● Given problem: Leave the pictures out and print every record below exactly as it stands.

● Task inputs:

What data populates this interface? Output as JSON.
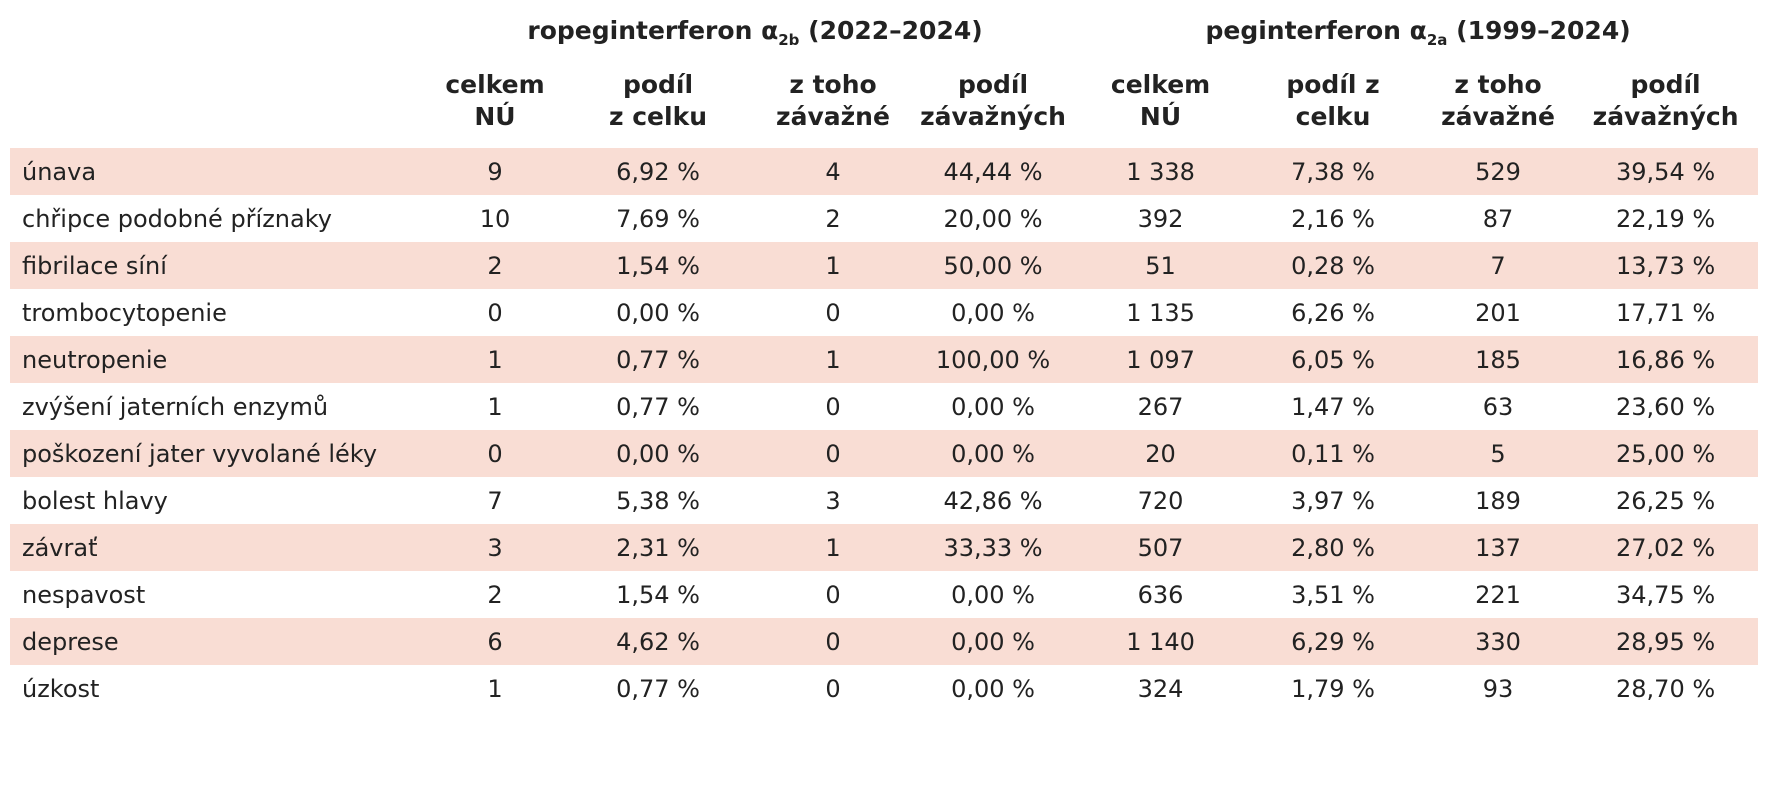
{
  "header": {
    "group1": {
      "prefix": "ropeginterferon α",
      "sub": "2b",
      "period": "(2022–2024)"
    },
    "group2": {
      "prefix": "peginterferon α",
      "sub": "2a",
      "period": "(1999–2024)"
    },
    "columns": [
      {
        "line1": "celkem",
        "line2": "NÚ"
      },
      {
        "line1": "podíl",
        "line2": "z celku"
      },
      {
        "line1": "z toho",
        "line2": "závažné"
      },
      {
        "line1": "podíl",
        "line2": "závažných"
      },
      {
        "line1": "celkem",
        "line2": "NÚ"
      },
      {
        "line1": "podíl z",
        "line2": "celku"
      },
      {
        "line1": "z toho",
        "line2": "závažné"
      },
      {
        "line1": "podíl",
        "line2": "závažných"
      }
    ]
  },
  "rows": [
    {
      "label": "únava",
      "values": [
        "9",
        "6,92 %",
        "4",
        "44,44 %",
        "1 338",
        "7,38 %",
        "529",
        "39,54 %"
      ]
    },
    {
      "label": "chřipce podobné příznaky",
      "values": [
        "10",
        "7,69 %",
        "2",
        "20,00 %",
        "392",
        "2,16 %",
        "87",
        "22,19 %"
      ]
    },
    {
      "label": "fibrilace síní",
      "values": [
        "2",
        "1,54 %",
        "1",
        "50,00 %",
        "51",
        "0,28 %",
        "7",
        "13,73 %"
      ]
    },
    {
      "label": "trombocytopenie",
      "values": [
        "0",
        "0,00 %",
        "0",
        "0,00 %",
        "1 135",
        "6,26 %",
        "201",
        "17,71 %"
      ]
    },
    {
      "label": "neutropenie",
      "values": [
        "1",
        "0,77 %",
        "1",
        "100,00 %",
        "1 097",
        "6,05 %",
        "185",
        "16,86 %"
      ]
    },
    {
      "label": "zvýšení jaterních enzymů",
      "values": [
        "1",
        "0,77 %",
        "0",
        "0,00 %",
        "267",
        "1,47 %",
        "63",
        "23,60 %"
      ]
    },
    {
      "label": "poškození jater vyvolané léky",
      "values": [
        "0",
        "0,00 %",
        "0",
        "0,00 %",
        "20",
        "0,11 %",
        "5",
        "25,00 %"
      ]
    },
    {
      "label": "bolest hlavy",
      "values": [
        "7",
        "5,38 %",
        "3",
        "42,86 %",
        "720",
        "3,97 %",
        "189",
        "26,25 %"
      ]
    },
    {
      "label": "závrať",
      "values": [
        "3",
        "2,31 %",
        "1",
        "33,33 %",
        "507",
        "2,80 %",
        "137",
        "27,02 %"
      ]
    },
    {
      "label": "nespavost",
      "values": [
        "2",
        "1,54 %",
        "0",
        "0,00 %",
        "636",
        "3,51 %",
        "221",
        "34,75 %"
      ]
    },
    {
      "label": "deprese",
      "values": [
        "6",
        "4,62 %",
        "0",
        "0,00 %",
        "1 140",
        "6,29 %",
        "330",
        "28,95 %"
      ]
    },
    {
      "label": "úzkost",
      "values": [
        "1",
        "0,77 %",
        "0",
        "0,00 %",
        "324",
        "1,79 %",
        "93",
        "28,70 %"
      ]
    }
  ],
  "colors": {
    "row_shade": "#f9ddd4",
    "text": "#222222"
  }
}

● Exercise response:
What data populates this interface? Output as JSON.
{
  "header": {
    "group1": {
      "prefix": "ropeginterferon α",
      "sub": "2b",
      "period": "(2022–2024)"
    },
    "group2": {
      "prefix": "peginterferon α",
      "sub": "2a",
      "period": "(1999–2024)"
    },
    "columns": [
      {
        "line1": "celkem",
        "line2": "NÚ"
      },
      {
        "line1": "podíl",
        "line2": "z celku"
      },
      {
        "line1": "z toho",
        "line2": "závažné"
      },
      {
        "line1": "podíl",
        "line2": "závažných"
      },
      {
        "line1": "celkem",
        "line2": "NÚ"
      },
      {
        "line1": "podíl z",
        "line2": "celku"
      },
      {
        "line1": "z toho",
        "line2": "závažné"
      },
      {
        "line1": "podíl",
        "line2": "závažných"
      }
    ]
  },
  "rows": [
    {
      "label": "únava",
      "values": [
        "9",
        "6,92 %",
        "4",
        "44,44 %",
        "1 338",
        "7,38 %",
        "529",
        "39,54 %"
      ]
    },
    {
      "label": "chřipce podobné příznaky",
      "values": [
        "10",
        "7,69 %",
        "2",
        "20,00 %",
        "392",
        "2,16 %",
        "87",
        "22,19 %"
      ]
    },
    {
      "label": "fibrilace síní",
      "values": [
        "2",
        "1,54 %",
        "1",
        "50,00 %",
        "51",
        "0,28 %",
        "7",
        "13,73 %"
      ]
    },
    {
      "label": "trombocytopenie",
      "values": [
        "0",
        "0,00 %",
        "0",
        "0,00 %",
        "1 135",
        "6,26 %",
        "201",
        "17,71 %"
      ]
    },
    {
      "label": "neutropenie",
      "values": [
        "1",
        "0,77 %",
        "1",
        "100,00 %",
        "1 097",
        "6,05 %",
        "185",
        "16,86 %"
      ]
    },
    {
      "label": "zvýšení jaterních enzymů",
      "values": [
        "1",
        "0,77 %",
        "0",
        "0,00 %",
        "267",
        "1,47 %",
        "63",
        "23,60 %"
      ]
    },
    {
      "label": "poškození jater vyvolané léky",
      "values": [
        "0",
        "0,00 %",
        "0",
        "0,00 %",
        "20",
        "0,11 %",
        "5",
        "25,00 %"
      ]
    },
    {
      "label": "bolest hlavy",
      "values": [
        "7",
        "5,38 %",
        "3",
        "42,86 %",
        "720",
        "3,97 %",
        "189",
        "26,25 %"
      ]
    },
    {
      "label": "závrať",
      "values": [
        "3",
        "2,31 %",
        "1",
        "33,33 %",
        "507",
        "2,80 %",
        "137",
        "27,02 %"
      ]
    },
    {
      "label": "nespavost",
      "values": [
        "2",
        "1,54 %",
        "0",
        "0,00 %",
        "636",
        "3,51 %",
        "221",
        "34,75 %"
      ]
    },
    {
      "label": "deprese",
      "values": [
        "6",
        "4,62 %",
        "0",
        "0,00 %",
        "1 140",
        "6,29 %",
        "330",
        "28,95 %"
      ]
    },
    {
      "label": "úzkost",
      "values": [
        "1",
        "0,77 %",
        "0",
        "0,00 %",
        "324",
        "1,79 %",
        "93",
        "28,70 %"
      ]
    }
  ],
  "colors": {
    "row_shade": "#f9ddd4",
    "text": "#222222"
  }
}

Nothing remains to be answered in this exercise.